>>>>>

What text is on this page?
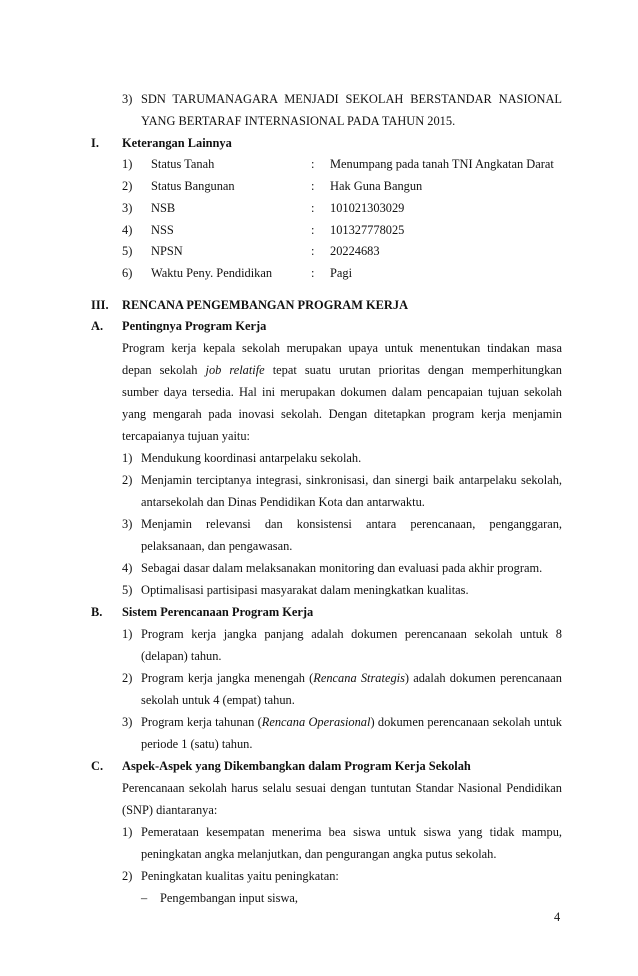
3) SDN TARUMANAGARA MENJADI SEKOLAH BERSTANDAR NASIONAL
YANG BERTARAF INTERNASIONAL PADA TAHUN 2015.
I. Keterangan Lainnya
1) Status Tanah	: Menumpang pada tanah TNI Angkatan Darat
2) Status Bangunan	: Hak Guna Bangun
3) NSB	: 101021303029
4) NSS	: 101327778025
5) NPSN	: 20224683
6) Waktu Peny. Pendidikan	: Pagi
III. RENCANA PENGEMBANGAN PROGRAM KERJA
A. Pentingnya Program Kerja
Program kerja kepala sekolah merupakan upaya untuk menentukan tindakan masa
depan sekolah job relatife tepat suatu urutan prioritas dengan memperhitungkan
sumber daya tersedia. Hal ini merupakan dokumen dalam pencapaian tujuan sekolah
yang mengarah pada inovasi sekolah. Dengan ditetapkan program kerja menjamin
tercapaianya tujuan yaitu:
1) Mendukung koordinasi antarpelaku sekolah.
2) Menjamin terciptanya integrasi, sinkronisasi, dan sinergi baik antarpelaku sekolah,
antarsekolah dan Dinas Pendidikan Kota dan antarwaktu.
3) Menjamin relevansi dan konsistensi antara perencanaan, penganggaran,
pelaksanaan, dan pengawasan.
4) Sebagai dasar dalam melaksanakan monitoring dan evaluasi pada akhir program.
5) Optimalisasi partisipasi masyarakat dalam meningkatkan kualitas.
B. Sistem Perencanaan Program Kerja
1) Program kerja jangka panjang adalah dokumen perencanaan sekolah untuk 8
(delapan) tahun.
2) Program kerja jangka menengah (Rencana Strategis) adalah dokumen perencanaan
sekolah untuk 4 (empat) tahun.
3) Program kerja tahunan (Rencana Operasional) dokumen perencanaan sekolah untuk
periode 1 (satu) tahun.
C. Aspek-Aspek yang Dikembangkan dalam Program Kerja Sekolah
Perencanaan sekolah harus selalu sesuai dengan tuntutan Standar Nasional Pendidikan
(SNP) diantaranya:
1) Pemerataan kesempatan menerima bea siswa untuk siswa yang tidak mampu,
peningkatan angka melanjutkan, dan pengurangan angka putus sekolah.
2) Peningkatan kualitas yaitu peningkatan:
– Pengembangan input siswa,
4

<<<<<

## TASK STATEMENT
Identify which lines contain the word "yaitu" and copy each one.

## FULL ANSWER
tercapaianya tujuan yaitu:
2) Peningkatan kualitas yaitu peningkatan:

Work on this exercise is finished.